* **Reading text**:
----
5.3 ISSUANCE OF EQUITY SECURITIES TO OTHER INVESTORS. If not all
of the Investors elect to purchase their pro rata share of the Equity
Securities, then the Company shall promptly notify in writing the Investors who
do so elect and shall offer such Investors the right to acquire such
unsubscribed shares. The Investors shall have five (5) business days after
receipt of such notice to notify the Company of its election to purchase all or
a portion thereof of the unsubscribed shares. If the Investors fail to exercise
in full their preemptive rights, the Company shall have ninety (90) days
thereafter to sell the Equity Securities in respect of which the Investor's
rights were not exercised, at a price and upon general terms and conditions
materially no more favorable to the purchasers thereof than specified in the
Company's notice to the Investors pursuant to Section 5.2 hereof. If the Company
has not sold such Equity Securities within ninety (90) days of the notice
provided pursuant to Section 5.2, the Company shall not thereafter issue or sell
any Equity Securities, without first offering such securities to the Investors
in the manner provided above.
5.4 TERMINATION OF PREEMPTIVE RIGHTS. The preemptive rights
established by this Section 5 shall not apply to, and shall terminate upon, the
effective date of the registration statement pertaining to an Initial Offering.
5.5 TRANSFER OF PREEMPTIVE RIGHTS. The preemptive rights of each
Investor under this Section 5 may be transferred to the same parties, subject to
the same restrictions, as any transfer of registration rights pursuant to
Section 3.9.
5.6 EXCLUDED SECURITIES. The preemptive rights established by this
Section 5 shall have no application to any of the following Equity Securities:
(a) shares of Common Stock (and/or options, warrants or other
Common Stock purchase rights issued pursuant to such options, warrants or other
rights) (as adjusted for stock splits, recapitalizations and the like) issued or
to be issued to employees, officers or directors of, or consultants or advisors
to the Company or any subsidiary, pursuant to stock purchase or stock option
plans or other arrangements that are approved by the Board of Directors
(including the Series C designee);
(b) stock issued pursuant to any rights or agreements
outstanding as of the date of this Agreement, options, warrants and convertible
promissory notes outstanding as of the date of this Agreement; and stock issued
pursuant to any such rights or agreements granted after the date of this
Agreement, provided, that the preemptive rights established by this Section 5
applied with respect to the initial sale or grant by the Company of such rights
or agreements;
(c) any Equity Securities issued for consideration other than
cash pursuant to a merger, consolidation, acquisition or similar business
combination, including up to 16,856 shares of Common Stock that may be issued in
the acquisition of StrataWeb;
(d) shares of Common Stock issued in connection with any stock
split, stock dividend or recapitalization by the Company;
20.
24
(e) shares of Common Stock issued upon conversion of the
Shares;
(f) any Equity Securities that are issued by the Company
pursuant to a registration statement filed under the Securities Act;
(g) shares of capital stock, or other securities, or warrants,
rights, options or other convertible securities (as adjusted for stock splits,
stock dividends, recapitalizations and the like), issued pursuant to any
equipment leasing arrangement, commercial credit arrangement or debt financing
from a bank or similar financial institution;
(h) shares of Series C Stock issued pursuant to the Purchase
Agreement; and
(i) warrants to purchase up to 110,148 (as adjusted for stock
splits, stock dividends, recapitalizations and the like) shares of Series C
Stock at an exercise price of $59.12 (as adjusted for stock splits, stock
dividends, recapitalizations and the like) per share (and the shares of Common
Stock issuable upon the exercise thereof).
----
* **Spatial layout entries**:
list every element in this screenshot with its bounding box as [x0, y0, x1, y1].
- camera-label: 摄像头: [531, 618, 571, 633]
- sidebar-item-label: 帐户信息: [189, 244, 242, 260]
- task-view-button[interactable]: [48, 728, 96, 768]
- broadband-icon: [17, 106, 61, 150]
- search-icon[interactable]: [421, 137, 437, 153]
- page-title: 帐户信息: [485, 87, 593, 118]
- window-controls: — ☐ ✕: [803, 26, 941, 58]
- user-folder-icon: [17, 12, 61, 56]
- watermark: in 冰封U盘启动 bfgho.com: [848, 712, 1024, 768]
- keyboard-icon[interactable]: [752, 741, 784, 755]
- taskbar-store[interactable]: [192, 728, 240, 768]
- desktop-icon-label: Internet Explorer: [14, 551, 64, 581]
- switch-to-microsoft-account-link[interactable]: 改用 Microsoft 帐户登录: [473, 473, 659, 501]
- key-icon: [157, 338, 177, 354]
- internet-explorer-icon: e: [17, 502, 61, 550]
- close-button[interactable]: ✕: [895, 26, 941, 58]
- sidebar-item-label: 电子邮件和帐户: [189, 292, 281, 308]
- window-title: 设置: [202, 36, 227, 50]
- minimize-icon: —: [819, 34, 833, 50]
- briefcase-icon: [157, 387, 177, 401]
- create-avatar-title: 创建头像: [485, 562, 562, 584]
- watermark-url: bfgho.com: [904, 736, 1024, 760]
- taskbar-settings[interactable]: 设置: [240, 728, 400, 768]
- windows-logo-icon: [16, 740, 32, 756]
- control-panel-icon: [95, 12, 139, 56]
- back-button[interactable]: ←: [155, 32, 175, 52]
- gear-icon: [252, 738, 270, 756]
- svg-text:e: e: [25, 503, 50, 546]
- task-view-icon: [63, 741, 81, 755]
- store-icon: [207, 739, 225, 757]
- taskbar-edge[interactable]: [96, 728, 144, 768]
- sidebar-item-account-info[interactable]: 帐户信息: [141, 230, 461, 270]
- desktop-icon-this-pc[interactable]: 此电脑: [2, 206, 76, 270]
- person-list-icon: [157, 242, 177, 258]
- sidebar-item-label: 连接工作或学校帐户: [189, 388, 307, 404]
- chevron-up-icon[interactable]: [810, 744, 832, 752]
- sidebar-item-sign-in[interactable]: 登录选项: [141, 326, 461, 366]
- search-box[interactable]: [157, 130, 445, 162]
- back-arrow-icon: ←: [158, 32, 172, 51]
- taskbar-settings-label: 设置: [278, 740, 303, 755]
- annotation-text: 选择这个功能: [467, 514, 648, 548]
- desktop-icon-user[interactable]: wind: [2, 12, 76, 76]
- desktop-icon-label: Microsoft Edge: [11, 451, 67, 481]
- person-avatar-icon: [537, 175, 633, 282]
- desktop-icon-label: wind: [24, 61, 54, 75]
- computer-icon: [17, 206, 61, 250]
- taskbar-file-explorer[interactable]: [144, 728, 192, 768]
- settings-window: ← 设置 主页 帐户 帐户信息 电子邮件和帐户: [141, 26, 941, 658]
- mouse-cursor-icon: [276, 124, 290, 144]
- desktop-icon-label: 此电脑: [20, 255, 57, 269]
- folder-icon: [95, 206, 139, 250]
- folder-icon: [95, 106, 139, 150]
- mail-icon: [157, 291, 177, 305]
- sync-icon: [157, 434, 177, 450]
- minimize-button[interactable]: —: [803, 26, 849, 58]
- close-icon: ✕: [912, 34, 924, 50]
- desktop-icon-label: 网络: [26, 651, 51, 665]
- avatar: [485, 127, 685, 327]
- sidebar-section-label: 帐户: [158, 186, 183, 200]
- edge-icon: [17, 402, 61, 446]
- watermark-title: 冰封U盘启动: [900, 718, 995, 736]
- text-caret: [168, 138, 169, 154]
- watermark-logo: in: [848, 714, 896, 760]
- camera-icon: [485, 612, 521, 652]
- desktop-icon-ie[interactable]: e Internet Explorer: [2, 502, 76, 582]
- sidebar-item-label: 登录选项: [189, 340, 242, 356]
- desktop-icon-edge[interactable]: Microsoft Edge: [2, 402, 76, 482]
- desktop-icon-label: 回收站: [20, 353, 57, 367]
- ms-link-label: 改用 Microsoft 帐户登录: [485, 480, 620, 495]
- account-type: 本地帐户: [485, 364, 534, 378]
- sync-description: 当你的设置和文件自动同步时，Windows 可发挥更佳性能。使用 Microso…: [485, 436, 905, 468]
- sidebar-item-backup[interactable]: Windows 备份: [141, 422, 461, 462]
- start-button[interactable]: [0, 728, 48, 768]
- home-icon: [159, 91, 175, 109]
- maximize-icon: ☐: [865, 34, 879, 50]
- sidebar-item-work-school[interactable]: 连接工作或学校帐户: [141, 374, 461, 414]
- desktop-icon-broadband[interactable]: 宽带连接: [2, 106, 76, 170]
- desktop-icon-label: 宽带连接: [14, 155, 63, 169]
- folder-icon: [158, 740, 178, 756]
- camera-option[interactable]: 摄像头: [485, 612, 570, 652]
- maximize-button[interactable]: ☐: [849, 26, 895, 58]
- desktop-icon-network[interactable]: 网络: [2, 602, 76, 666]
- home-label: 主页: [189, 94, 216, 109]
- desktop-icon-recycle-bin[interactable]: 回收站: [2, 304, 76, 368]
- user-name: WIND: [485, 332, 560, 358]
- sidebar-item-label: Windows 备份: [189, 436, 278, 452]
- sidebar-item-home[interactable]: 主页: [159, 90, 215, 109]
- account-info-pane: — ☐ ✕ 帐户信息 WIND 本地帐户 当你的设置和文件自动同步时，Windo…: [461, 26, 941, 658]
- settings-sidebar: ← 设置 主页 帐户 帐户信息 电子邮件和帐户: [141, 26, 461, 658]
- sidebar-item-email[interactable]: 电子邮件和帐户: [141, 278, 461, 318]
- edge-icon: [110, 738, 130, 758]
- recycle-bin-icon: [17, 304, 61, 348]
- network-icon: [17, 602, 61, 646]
----
* **Prompt**:
Please set down, word for word, the stretch of the preemptive rights text from "5.4 TERMINATION OF" through "Section 3.9.".

* **Exercise result**:
5.4 TERMINATION OF PREEMPTIVE RIGHTS. The preemptive rights
established by this Section 5 shall not apply to, and shall terminate upon, the
effective date of the registration statement pertaining to an Initial Offering.
5.5 TRANSFER OF PREEMPTIVE RIGHTS. The preemptive rights of each
Investor under this Section 5 may be transferred to the same parties, subject to
the same restrictions, as any transfer of registration rights pursuant to
Section 3.9.